#### The request:
Write out the listing below exactly, and omit any images you find in it.

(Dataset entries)
----------------
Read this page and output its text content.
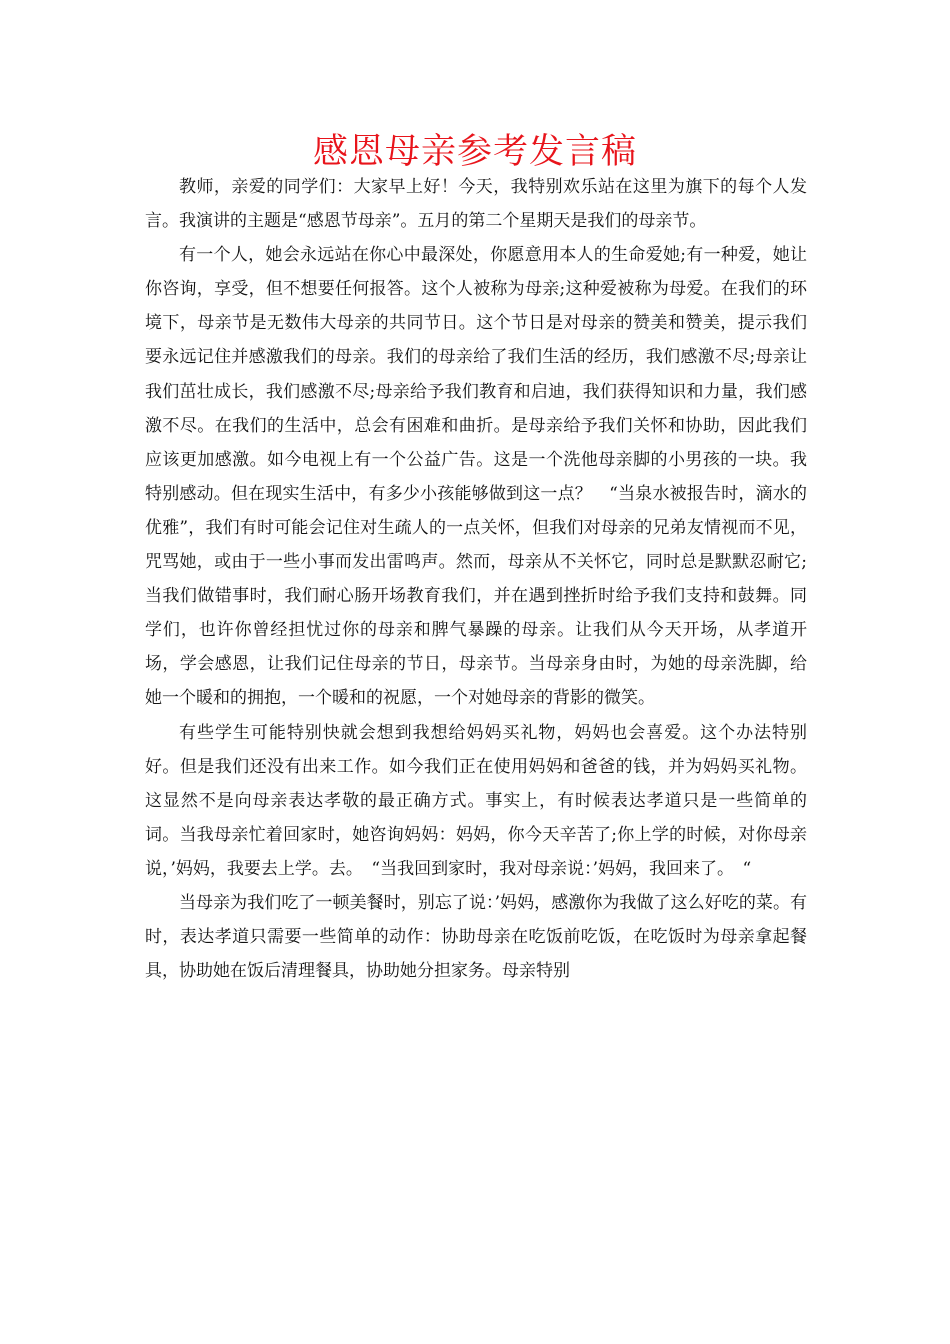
感恩母亲参考发言稿

教师，亲爱的同学们：大家早上好！今天，我特别欢乐站在这里为旗下的每个人发言。我演讲的主题是“感恩节母亲”。五月的第二个星期天是我们的母亲节。

有一个人，她会永远站在你心中最深处，你愿意用本人的生命爱她;有一种爱，她让你咨询，享受，但不想要任何报答。这个人被称为母亲;这种爱被称为母爱。在我们的环境下，母亲节是无数伟大母亲的共同节日。这个节日是对母亲的赞美和赞美，提示我们要永远记住并感激我们的母亲。我们的母亲给了我们生活的经历，我们感激不尽;母亲让我们茁壮成长，我们感激不尽;母亲给予我们教育和启迪，我们获得知识和力量，我们感激不尽。在我们的生活中，总会有困难和曲折。是母亲给予我们关怀和协助，因此我们应该更加感激。如今电视上有一个公益广告。这是一个洗他母亲脚的小男孩的一块。我特别感动。但在现实生活中，有多少小孩能够做到这一点？　“当泉水被报告时，滴水的优雅”，我们有时可能会记住对生疏人的一点关怀，但我们对母亲的兄弟友情视而不见，咒骂她，或由于一些小事而发出雷鸣声。然而，母亲从不关怀它，同时总是默默忍耐它;当我们做错事时，我们耐心肠开场教育我们，并在遇到挫折时给予我们支持和鼓舞。同学们，也许你曾经担忧过你的母亲和脾气暴躁的母亲。让我们从今天开场，从孝道开场，学会感恩，让我们记住母亲的节日，母亲节。当母亲身由时，为她的母亲洗脚，给她一个暖和的拥抱，一个暖和的祝愿，一个对她母亲的背影的微笑。

有些学生可能特别快就会想到我想给妈妈买礼物，妈妈也会喜爱。这个办法特别好。但是我们还没有出来工作。如今我们正在使用妈妈和爸爸的钱，并为妈妈买礼物。这显然不是向母亲表达孝敬的最正确方式。事实上，有时候表达孝道只是一些简单的词。当我母亲忙着回家时，她咨询妈妈：妈妈，你今天辛苦了;你上学的时候，对你母亲说，’妈妈，我要去上学。去。　“当我回到家时，我对母亲说：’妈妈，我回来了。　“

当母亲为我们吃了一顿美餐时，别忘了说：’妈妈，感激你为我做了这么好吃的菜。有时，表达孝道只需要一些简单的动作：协助母亲在吃饭前吃饭，在吃饭时为母亲拿起餐具，协助她在饭后清理餐具，协助她分担家务。母亲特别
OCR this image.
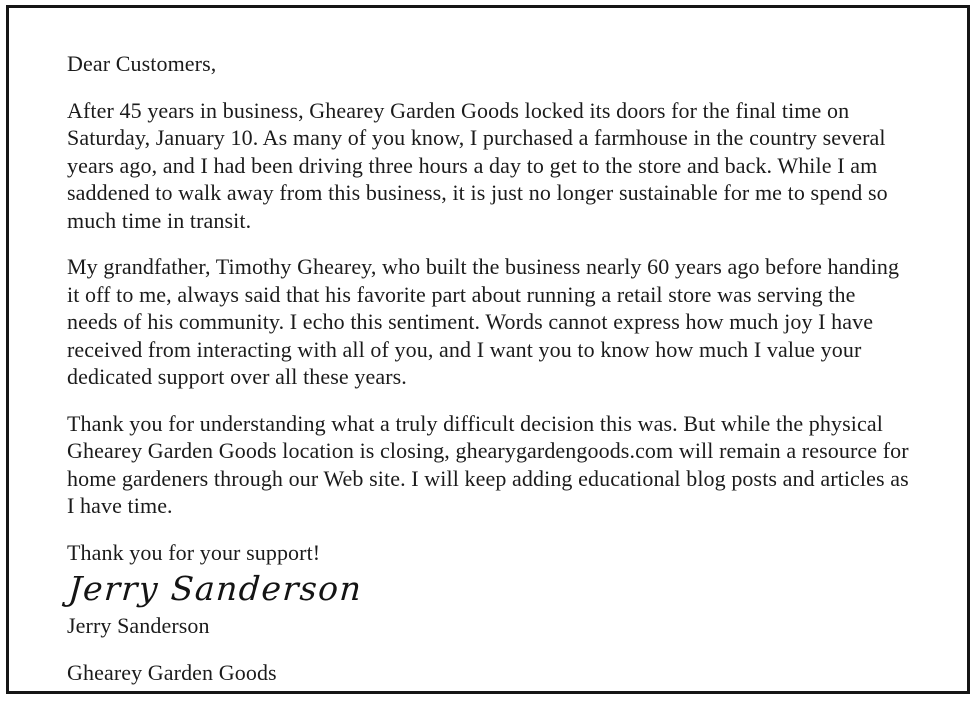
Dear Customers,

After 45 years in business, Ghearey Garden Goods locked its doors for the final time on Saturday, January 10. As many of you know, I purchased a farmhouse in the country several years ago, and I had been driving three hours a day to get to the store and back. While I am saddened to walk away from this business, it is just no longer sustainable for me to spend so much time in transit.

My grandfather, Timothy Ghearey, who built the business nearly 60 years ago before handing it off to me, always said that his favorite part about running a retail store was serving the needs of his community. I echo this sentiment. Words cannot express how much joy I have received from interacting with all of you, and I want you to know how much I value your dedicated support over all these years.

Thank you for understanding what a truly difficult decision this was. But while the physical Ghearey Garden Goods location is closing, ghearygardengoods.com will remain a resource for home gardeners through our Web site. I will keep adding educational blog posts and articles as I have time.

Thank you for your support!

Jerry Sanderson

Jerry Sanderson

Ghearey Garden Goods
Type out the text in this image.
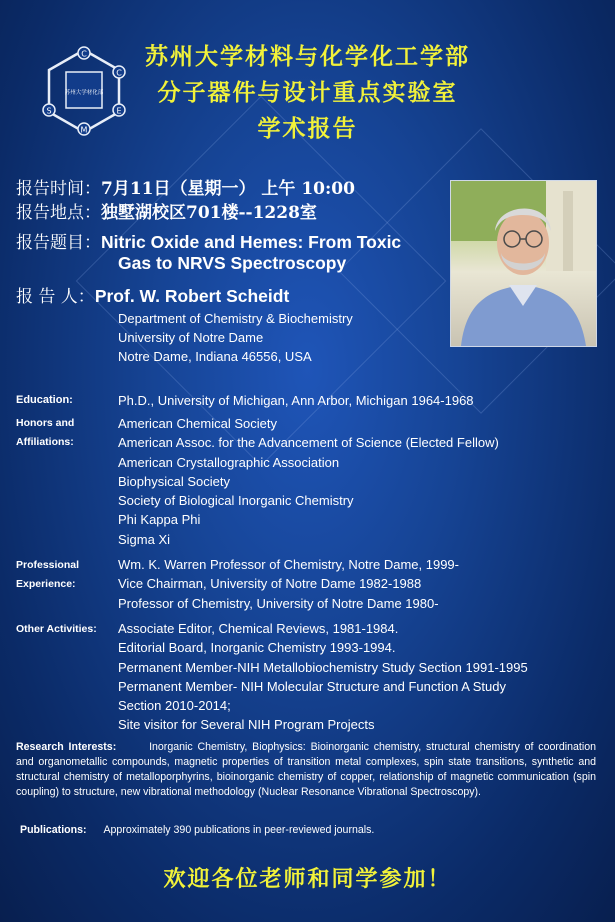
C
C
E
M
S
苏州大学材化部
苏州大学材料与化学化工学部
分子器件与设计重点实验室
学术报告
报告时间：7月11日（星期一） 上午 10:00
报告地点：独墅湖校区701楼--1228室
报告题目：Nitric Oxide and Hemes: From Toxic
Gas to NRVS Spectroscopy
报 告 人：Prof. W. Robert Scheidt
Department of Chemistry & Biochemistry
University of Notre Dame
Notre Dame, Indiana 46556, USA
Education:	Ph.D., University of Michigan, Ann Arbor, Michigan 1964-1968
Honors and
Affiliations:
American Chemical Society
American Assoc. for the Advancement of Science (Elected Fellow)
American Crystallographic Association
Biophysical Society
Society of Biological Inorganic Chemistry
Phi Kappa Phi
Sigma Xi
Professional
Experience:
Wm. K. Warren Professor of Chemistry, Notre Dame, 1999-
Vice Chairman, University of Notre Dame 1982-1988
Professor of Chemistry, University of Notre Dame 1980-
Other Activities: Associate Editor, Chemical Reviews, 1981-1984.
Editorial Board, Inorganic Chemistry 1993-1994.
Permanent Member-NIH Metallobiochemistry Study Section 1991-1995
Permanent Member- NIH Molecular Structure and Function A Study
Section 2010-2014;
Site visitor for Several NIH Program Projects
Research Interests:	Inorganic Chemistry, Biophysics: Bioinorganic chemistry, structural chemistry of coordination and organometallic compounds, magnetic properties of transition metal complexes, spin state transitions, synthetic and structural chemistry of metalloporphyrins, bioinorganic chemistry of copper, relationship of magnetic communication (spin coupling) to structure, new vibrational methodology (Nuclear Resonance Vibrational Spectroscopy).
Publications: Approximately 390 publications in peer-reviewed journals.
欢迎各位老师和同学参加！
----------------
#### Answer for the task:
Read this page and output its text content.
感恩母亲参考发言稿

教师，亲爱的同学们：大家早上好！今天，我特别欢乐站在这里为旗下的每个人发言。我演讲的主题是“感恩节母亲”。五月的第二个星期天是我们的母亲节。

有一个人，她会永远站在你心中最深处，你愿意用本人的生命爱她;有一种爱，她让你咨询，享受，但不想要任何报答。这个人被称为母亲;这种爱被称为母爱。在我们的环境下，母亲节是无数伟大母亲的共同节日。这个节日是对母亲的赞美和赞美，提示我们要永远记住并感激我们的母亲。我们的母亲给了我们生活的经历，我们感激不尽;母亲让我们茁壮成长，我们感激不尽;母亲给予我们教育和启迪，我们获得知识和力量，我们感激不尽。在我们的生活中，总会有困难和曲折。是母亲给予我们关怀和协助，因此我们应该更加感激。如今电视上有一个公益广告。这是一个洗他母亲脚的小男孩的一块。我特别感动。但在现实生活中，有多少小孩能够做到这一点？　“当泉水被报告时，滴水的优雅”，我们有时可能会记住对生疏人的一点关怀，但我们对母亲的兄弟友情视而不见，咒骂她，或由于一些小事而发出雷鸣声。然而，母亲从不关怀它，同时总是默默忍耐它;当我们做错事时，我们耐心肠开场教育我们，并在遇到挫折时给予我们支持和鼓舞。同学们，也许你曾经担忧过你的母亲和脾气暴躁的母亲。让我们从今天开场，从孝道开场，学会感恩，让我们记住母亲的节日，母亲节。当母亲身由时，为她的母亲洗脚，给她一个暖和的拥抱，一个暖和的祝愿，一个对她母亲的背影的微笑。

有些学生可能特别快就会想到我想给妈妈买礼物，妈妈也会喜爱。这个办法特别好。但是我们还没有出来工作。如今我们正在使用妈妈和爸爸的钱，并为妈妈买礼物。这显然不是向母亲表达孝敬的最正确方式。事实上，有时候表达孝道只是一些简单的词。当我母亲忙着回家时，她咨询妈妈：妈妈，你今天辛苦了;你上学的时候，对你母亲说，’妈妈，我要去上学。去。　“当我回到家时，我对母亲说：’妈妈，我回来了。　“

当母亲为我们吃了一顿美餐时，别忘了说：’妈妈，感激你为我做了这么好吃的菜。有时，表达孝道只需要一些简单的动作：协助母亲在吃饭前吃饭，在吃饭时为母亲拿起餐具，协助她在饭后清理餐具，协助她分担家务。母亲特别
OCR this image.
Dear Customers,

After 45 years in business, Ghearey Garden Goods locked its doors for the final time on Saturday, January 10. As many of you know, I purchased a farmhouse in the country several years ago, and I had been driving three hours a day to get to the store and back. While I am saddened to walk away from this business, it is just no longer sustainable for me to spend so much time in transit.

My grandfather, Timothy Ghearey, who built the business nearly 60 years ago before handing it off to me, always said that his favorite part about running a retail store was serving the needs of his community. I echo this sentiment. Words cannot express how much joy I have received from interacting with all of you, and I want you to know how much I value your dedicated support over all these years.

Thank you for understanding what a truly difficult decision this was. But while the physical Ghearey Garden Goods location is closing, ghearygardengoods.com will remain a resource for home gardeners through our Web site. I will keep adding educational blog posts and articles as I have time.

Thank you for your support!

Jerry Sanderson

Jerry Sanderson

Ghearey Garden Goods
Type out the text in this image.
C
C
E
M
S
苏州大学材化部
苏州大学材料与化学化工学部
分子器件与设计重点实验室
学术报告
报告时间：7月11日（星期一） 上午 10:00
报告地点：独墅湖校区701楼--1228室
报告题目：Nitric Oxide and Hemes: From Toxic
Gas to NRVS Spectroscopy
报 告 人：Prof. W. Robert Scheidt
Department of Chemistry & Biochemistry
University of Notre Dame
Notre Dame, Indiana 46556, USA
Education:	Ph.D., University of Michigan, Ann Arbor, Michigan 1964-1968
Honors and
Affiliations:
American Chemical Society
American Assoc. for the Advancement of Science (Elected Fellow)
American Crystallographic Association
Biophysical Society
Society of Biological Inorganic Chemistry
Phi Kappa Phi
Sigma Xi
Professional
Experience:
Wm. K. Warren Professor of Chemistry, Notre Dame, 1999-
Vice Chairman, University of Notre Dame 1982-1988
Professor of Chemistry, University of Notre Dame 1980-
Other Activities: Associate Editor, Chemical Reviews, 1981-1984.
Editorial Board, Inorganic Chemistry 1993-1994.
Permanent Member-NIH Metallobiochemistry Study Section 1991-1995
Permanent Member- NIH Molecular Structure and Function A Study
Section 2010-2014;
Site visitor for Several NIH Program Projects
Research Interests:	Inorganic Chemistry, Biophysics: Bioinorganic chemistry, structural chemistry of coordination and organometallic compounds, magnetic properties of transition metal complexes, spin state transitions, synthetic and structural chemistry of metalloporphyrins, bioinorganic chemistry of copper, relationship of magnetic communication (spin coupling) to structure, new vibrational methodology (Nuclear Resonance Vibrational Spectroscopy).
Publications: Approximately 390 publications in peer-reviewed journals.
欢迎各位老师和同学参加！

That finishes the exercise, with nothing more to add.